= REQUIRED WORK =
Read through the entries below and return each line with the word "plant".
<<<<
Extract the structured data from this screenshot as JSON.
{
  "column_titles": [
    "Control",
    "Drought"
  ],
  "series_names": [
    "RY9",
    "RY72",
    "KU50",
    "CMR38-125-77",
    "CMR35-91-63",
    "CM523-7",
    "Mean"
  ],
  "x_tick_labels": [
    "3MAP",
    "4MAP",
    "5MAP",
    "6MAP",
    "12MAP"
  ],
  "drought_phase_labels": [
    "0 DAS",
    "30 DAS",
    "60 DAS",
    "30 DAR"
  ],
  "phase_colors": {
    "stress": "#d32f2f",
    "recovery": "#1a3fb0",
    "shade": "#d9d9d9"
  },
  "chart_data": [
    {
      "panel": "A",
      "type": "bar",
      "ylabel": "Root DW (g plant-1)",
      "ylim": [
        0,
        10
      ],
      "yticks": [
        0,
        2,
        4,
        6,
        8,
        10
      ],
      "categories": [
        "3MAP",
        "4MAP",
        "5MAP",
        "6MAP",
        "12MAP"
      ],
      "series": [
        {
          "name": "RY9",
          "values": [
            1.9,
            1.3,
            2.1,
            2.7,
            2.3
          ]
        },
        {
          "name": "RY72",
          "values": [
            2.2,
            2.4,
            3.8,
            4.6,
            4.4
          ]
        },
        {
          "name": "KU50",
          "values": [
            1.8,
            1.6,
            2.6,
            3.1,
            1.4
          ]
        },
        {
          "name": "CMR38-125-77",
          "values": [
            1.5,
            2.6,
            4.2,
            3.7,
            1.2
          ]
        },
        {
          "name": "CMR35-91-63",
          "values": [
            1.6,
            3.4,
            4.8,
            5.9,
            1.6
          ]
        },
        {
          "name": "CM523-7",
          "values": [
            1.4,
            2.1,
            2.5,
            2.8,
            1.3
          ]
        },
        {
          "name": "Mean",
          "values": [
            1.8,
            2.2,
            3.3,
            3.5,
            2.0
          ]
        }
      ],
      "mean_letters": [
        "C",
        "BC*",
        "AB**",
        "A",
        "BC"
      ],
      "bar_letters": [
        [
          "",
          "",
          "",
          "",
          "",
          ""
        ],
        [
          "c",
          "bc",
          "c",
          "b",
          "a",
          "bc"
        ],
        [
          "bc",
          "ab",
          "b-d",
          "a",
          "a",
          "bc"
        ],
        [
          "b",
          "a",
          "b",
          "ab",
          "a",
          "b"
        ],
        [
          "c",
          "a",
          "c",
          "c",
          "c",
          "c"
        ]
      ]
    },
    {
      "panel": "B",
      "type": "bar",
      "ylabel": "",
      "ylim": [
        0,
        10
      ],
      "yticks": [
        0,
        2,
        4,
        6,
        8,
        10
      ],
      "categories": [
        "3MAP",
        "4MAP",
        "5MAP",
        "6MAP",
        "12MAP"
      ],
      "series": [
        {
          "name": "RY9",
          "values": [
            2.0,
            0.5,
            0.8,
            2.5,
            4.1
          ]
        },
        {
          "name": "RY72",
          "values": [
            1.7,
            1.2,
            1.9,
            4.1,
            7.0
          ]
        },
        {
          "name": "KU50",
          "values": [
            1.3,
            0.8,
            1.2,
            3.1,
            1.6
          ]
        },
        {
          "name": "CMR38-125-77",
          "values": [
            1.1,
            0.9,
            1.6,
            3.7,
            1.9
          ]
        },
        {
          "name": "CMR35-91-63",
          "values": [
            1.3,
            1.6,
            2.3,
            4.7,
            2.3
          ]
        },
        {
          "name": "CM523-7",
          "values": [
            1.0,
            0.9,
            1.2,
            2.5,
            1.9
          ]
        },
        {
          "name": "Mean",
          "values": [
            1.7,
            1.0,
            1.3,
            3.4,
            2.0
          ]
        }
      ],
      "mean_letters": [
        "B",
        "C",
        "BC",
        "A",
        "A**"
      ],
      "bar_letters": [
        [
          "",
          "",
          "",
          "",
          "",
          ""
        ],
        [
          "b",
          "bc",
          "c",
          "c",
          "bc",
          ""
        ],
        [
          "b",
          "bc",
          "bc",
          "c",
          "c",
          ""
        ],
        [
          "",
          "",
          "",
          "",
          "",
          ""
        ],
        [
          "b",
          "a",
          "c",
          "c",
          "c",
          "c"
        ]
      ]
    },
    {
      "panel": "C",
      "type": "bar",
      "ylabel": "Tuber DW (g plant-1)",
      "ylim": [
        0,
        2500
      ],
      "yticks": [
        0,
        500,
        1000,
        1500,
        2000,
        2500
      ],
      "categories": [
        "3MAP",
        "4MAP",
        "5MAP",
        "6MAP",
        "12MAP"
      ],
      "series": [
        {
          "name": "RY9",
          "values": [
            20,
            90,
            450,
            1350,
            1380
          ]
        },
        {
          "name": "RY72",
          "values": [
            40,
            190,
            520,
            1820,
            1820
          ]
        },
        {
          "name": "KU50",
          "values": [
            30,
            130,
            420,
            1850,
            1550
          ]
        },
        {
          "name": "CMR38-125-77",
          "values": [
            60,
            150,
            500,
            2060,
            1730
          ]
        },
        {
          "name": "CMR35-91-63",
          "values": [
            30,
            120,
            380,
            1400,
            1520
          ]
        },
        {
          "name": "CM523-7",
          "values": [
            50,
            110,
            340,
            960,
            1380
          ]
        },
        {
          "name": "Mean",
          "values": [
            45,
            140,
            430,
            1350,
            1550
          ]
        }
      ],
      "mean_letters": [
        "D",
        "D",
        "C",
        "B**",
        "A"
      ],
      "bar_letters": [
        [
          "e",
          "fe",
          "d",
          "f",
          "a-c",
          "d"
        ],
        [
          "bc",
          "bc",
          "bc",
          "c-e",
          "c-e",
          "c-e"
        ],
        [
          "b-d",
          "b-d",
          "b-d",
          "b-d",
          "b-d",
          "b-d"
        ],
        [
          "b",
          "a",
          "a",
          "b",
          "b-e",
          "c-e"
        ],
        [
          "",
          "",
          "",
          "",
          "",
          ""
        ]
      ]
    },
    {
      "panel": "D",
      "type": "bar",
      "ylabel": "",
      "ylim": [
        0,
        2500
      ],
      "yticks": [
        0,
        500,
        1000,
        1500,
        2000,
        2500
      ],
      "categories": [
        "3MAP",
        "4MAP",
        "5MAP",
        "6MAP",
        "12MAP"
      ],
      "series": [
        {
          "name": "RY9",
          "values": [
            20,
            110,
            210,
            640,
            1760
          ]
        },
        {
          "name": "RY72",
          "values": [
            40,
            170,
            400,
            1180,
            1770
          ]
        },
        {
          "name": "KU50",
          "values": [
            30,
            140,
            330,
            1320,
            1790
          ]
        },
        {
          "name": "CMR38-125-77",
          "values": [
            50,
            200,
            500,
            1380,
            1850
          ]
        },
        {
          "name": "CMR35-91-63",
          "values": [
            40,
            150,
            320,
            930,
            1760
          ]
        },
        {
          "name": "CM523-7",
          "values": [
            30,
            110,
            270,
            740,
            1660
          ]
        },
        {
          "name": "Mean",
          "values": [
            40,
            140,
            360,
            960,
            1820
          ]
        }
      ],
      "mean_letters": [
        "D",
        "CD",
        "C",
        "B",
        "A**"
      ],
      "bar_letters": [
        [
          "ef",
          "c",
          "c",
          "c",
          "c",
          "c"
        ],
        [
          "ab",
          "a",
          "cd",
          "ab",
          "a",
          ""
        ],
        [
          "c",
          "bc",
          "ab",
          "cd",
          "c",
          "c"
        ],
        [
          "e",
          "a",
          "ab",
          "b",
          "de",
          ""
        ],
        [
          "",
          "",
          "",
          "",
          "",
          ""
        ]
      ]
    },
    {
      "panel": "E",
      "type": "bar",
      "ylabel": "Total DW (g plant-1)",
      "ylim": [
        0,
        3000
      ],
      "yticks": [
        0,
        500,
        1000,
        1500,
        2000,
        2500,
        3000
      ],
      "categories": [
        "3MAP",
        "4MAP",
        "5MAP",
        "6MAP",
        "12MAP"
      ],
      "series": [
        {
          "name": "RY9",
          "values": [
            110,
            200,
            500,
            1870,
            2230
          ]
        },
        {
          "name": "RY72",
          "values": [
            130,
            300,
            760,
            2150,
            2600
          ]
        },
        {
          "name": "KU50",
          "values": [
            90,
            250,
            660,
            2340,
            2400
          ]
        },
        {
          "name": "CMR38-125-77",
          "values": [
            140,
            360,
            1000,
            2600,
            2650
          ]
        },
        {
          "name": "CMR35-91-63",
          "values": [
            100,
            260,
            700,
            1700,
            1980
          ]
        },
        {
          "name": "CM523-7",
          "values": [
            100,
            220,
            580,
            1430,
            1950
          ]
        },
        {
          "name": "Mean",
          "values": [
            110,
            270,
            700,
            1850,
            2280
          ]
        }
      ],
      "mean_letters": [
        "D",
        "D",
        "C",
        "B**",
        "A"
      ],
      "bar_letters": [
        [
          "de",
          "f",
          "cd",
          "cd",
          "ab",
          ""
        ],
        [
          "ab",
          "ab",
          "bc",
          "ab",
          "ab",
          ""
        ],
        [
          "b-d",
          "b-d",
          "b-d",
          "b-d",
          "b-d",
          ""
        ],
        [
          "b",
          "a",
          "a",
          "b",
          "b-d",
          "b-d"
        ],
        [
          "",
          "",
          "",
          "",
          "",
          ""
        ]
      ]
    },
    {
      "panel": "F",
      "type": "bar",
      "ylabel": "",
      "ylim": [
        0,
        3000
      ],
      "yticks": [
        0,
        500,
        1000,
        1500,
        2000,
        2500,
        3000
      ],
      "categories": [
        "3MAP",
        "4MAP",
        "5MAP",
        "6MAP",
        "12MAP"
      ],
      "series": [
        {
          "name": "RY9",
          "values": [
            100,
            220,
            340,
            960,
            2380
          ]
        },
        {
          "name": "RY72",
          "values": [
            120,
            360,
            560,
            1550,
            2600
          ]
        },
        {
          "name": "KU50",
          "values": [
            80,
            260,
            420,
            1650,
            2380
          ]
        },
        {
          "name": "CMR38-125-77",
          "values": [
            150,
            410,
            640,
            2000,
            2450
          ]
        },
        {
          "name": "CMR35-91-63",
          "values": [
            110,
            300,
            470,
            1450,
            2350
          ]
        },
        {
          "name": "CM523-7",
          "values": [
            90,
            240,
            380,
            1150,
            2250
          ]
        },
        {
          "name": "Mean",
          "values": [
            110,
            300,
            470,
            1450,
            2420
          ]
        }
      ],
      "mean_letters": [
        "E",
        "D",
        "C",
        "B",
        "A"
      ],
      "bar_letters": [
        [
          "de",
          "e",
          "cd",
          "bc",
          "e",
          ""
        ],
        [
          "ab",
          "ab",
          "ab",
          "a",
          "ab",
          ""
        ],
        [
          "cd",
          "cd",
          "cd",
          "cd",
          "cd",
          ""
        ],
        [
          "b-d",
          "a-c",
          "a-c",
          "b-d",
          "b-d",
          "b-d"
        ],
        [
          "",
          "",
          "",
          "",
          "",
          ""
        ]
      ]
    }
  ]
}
>>>>
= RESPONSE TO THE TASK =
      "ylabel": "Root DW (g plant-1)",
      "ylabel": "Tuber DW (g plant-1)",
      "ylabel": "Total DW (g plant-1)",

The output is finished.